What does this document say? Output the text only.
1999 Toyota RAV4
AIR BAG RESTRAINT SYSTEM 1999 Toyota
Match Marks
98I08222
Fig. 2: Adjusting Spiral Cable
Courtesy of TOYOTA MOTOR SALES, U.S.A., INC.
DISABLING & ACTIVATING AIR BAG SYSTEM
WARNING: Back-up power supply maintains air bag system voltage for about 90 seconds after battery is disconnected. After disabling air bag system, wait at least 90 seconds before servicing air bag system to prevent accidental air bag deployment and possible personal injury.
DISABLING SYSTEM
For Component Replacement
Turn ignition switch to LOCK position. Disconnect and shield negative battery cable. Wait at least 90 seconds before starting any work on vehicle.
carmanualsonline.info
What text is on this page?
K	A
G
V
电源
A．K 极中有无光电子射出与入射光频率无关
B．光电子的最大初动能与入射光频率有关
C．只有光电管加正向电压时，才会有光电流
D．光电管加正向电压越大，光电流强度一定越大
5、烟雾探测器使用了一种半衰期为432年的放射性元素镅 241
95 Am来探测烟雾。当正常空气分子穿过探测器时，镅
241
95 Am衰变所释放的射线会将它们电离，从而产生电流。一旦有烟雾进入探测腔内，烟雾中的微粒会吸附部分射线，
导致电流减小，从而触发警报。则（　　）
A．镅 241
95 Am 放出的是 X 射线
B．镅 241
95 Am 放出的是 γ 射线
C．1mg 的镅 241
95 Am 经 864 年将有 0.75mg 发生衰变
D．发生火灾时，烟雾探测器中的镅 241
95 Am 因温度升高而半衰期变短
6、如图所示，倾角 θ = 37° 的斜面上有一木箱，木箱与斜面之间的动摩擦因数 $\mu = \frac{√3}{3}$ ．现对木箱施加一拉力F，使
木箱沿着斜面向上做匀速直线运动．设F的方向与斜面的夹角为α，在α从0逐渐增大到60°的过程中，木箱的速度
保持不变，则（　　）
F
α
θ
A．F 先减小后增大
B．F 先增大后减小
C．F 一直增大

- - - - -

_Exercise details_:
Report how many lines in the listing include the word "What". Give nothing but the count.

_Reply_:
2